# WHAT TO PRODUCE
What lines of the data hold the string "power"? Pull each one out.

# EXERCISE INPUTS

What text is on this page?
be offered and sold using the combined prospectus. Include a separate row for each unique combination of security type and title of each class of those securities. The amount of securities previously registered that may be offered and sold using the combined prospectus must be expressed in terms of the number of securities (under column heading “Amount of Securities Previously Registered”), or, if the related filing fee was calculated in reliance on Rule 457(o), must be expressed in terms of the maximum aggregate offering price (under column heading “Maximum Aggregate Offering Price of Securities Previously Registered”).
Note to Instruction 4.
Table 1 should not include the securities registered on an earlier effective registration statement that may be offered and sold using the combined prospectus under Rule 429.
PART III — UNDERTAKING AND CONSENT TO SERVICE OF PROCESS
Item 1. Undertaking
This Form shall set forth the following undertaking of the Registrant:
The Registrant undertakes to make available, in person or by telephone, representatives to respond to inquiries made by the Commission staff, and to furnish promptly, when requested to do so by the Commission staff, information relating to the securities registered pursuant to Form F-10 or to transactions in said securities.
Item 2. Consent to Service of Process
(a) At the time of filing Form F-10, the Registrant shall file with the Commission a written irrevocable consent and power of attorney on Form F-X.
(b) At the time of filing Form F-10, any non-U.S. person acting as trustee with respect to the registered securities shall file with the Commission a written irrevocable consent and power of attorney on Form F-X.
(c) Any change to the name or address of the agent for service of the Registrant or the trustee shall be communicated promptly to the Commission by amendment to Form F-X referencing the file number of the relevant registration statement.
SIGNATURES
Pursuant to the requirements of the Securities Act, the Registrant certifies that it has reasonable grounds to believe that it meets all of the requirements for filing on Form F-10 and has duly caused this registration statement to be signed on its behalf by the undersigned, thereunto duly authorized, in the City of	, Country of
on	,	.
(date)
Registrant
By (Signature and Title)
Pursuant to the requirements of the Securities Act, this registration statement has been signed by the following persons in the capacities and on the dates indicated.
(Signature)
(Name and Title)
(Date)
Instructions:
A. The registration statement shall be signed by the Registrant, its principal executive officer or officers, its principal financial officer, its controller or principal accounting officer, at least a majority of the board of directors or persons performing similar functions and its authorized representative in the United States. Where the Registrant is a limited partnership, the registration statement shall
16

# EXPECTED ANSWER
(a) At the time of filing Form F-10, the Registrant shall file with the Commission a written irrevocable consent and power of attorney on Form F-X.
(b) At the time of filing Form F-10, any non-U.S. person acting as trustee with respect to the registered securities shall file with the Commission a written irrevocable consent and power of attorney on Form F-X.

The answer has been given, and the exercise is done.